## Required work
Continue the blog post below about negotiating a mortgage modification, picking up after its final sentence.

## Extract
There isn't much time to work with and I can't count on this blog as any sort of traffic drive, but I write here to document my efforts and to try and provide a basis for my actions. I have a mortgage that is currently above $3500 a month and I have been trying to negotiate or modify the mortgage with the bank to no avail. Every day I wake up and wait for the phone to ring thinking that once I get a response I can stop thinking about the bank and go back to work. Still, no response. Assuming I get the modification before I go into foreclosure then I would still end up with a $2-2500 mortgage, which I think I can pay if I wasn't distracted by the negotiation. I know I can't pay the $3500 or more, if interest rates go higher. I know other people have worse situations than this, but I have to work within my parameters in order to survive and if things don't look good for me then I can only imagine that things are also much worse for others.

## Stored rows
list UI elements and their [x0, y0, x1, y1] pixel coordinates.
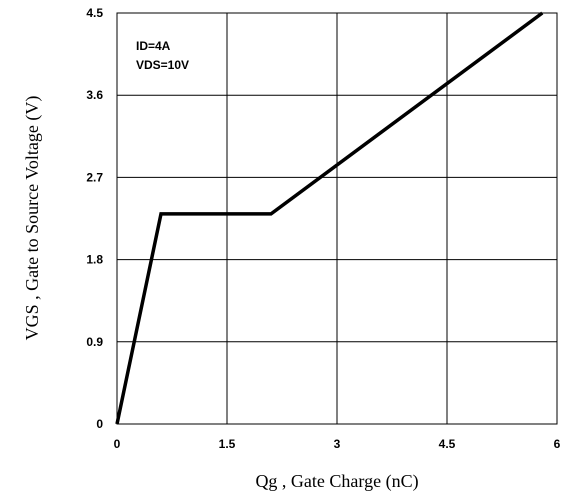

* * *

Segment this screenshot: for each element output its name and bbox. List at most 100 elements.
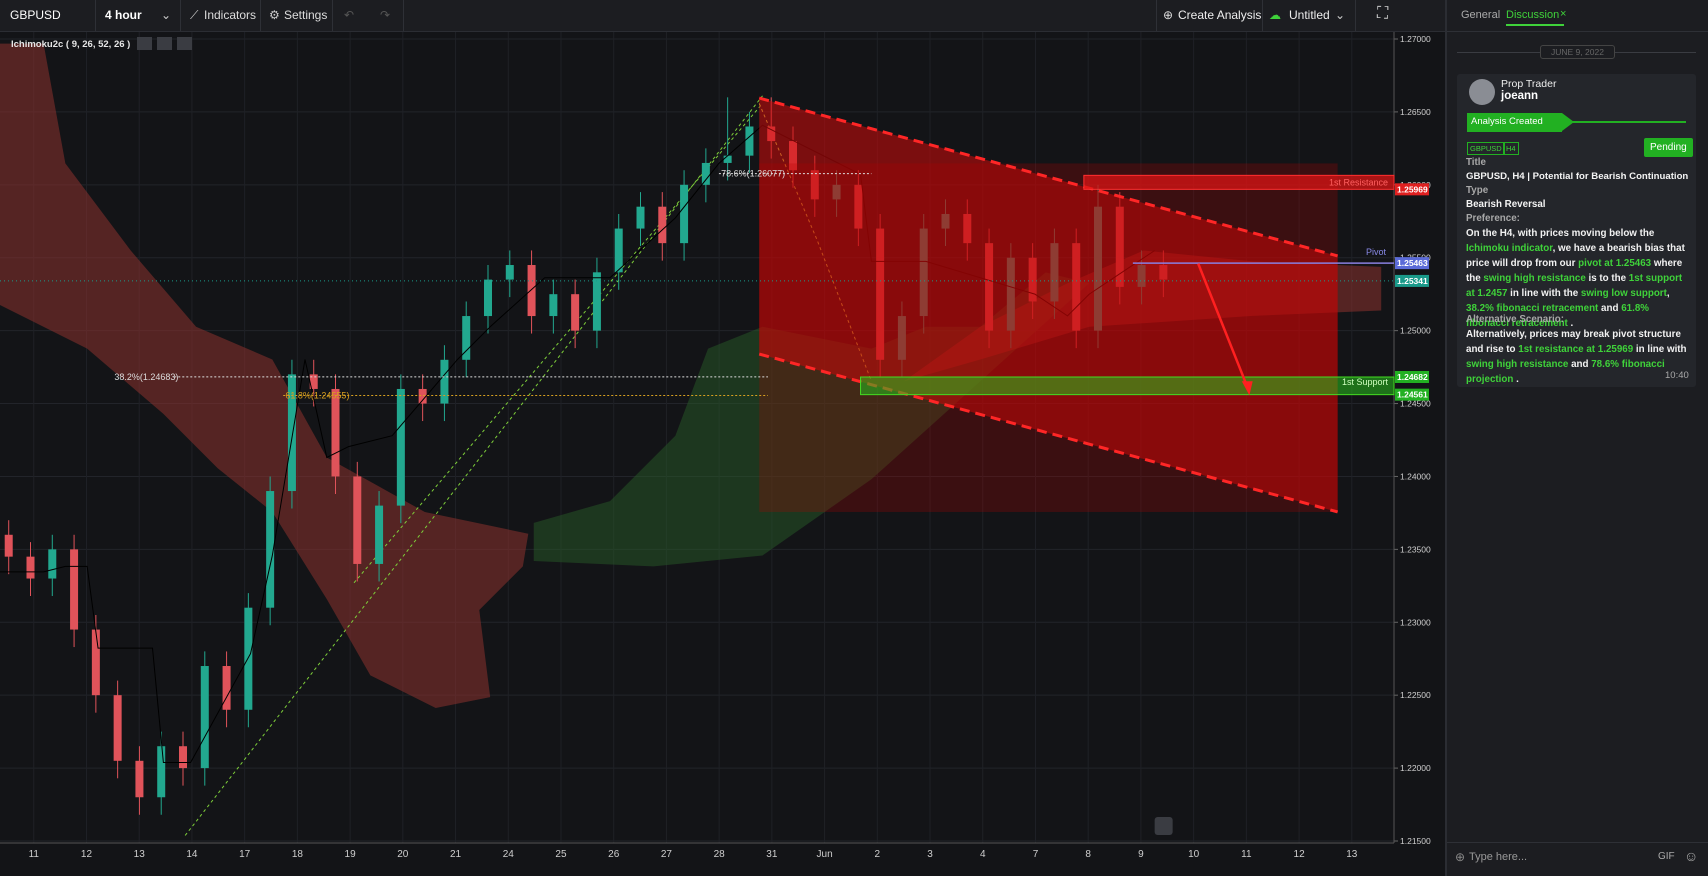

## Right answer
I've sat through a weekend at a NACA event and witnessed the carnage of the banking system on homeowners, or home lien owners, to be more exact. Nobody owns a home anymore, we rent it from the bank until we die. This is a desperate situation and no matter what the Obama administration has done our political and legal architecture has allowed the banks to continue to exploit the housing crisis in America. I don't deserve to own a home any more than the next person does, but I can't give up what has been created and I want my kids to be able to get through High School which means at least 5 years of existence in my current residence. I can't count on being able to afford the taxes and cost of my residence beyond my productive life, but if I can delay having to abandon my home until then, then it won't matter as much. I don't personally need that much to survive and I know how to get by on my own, but for now my life isn't just about survival.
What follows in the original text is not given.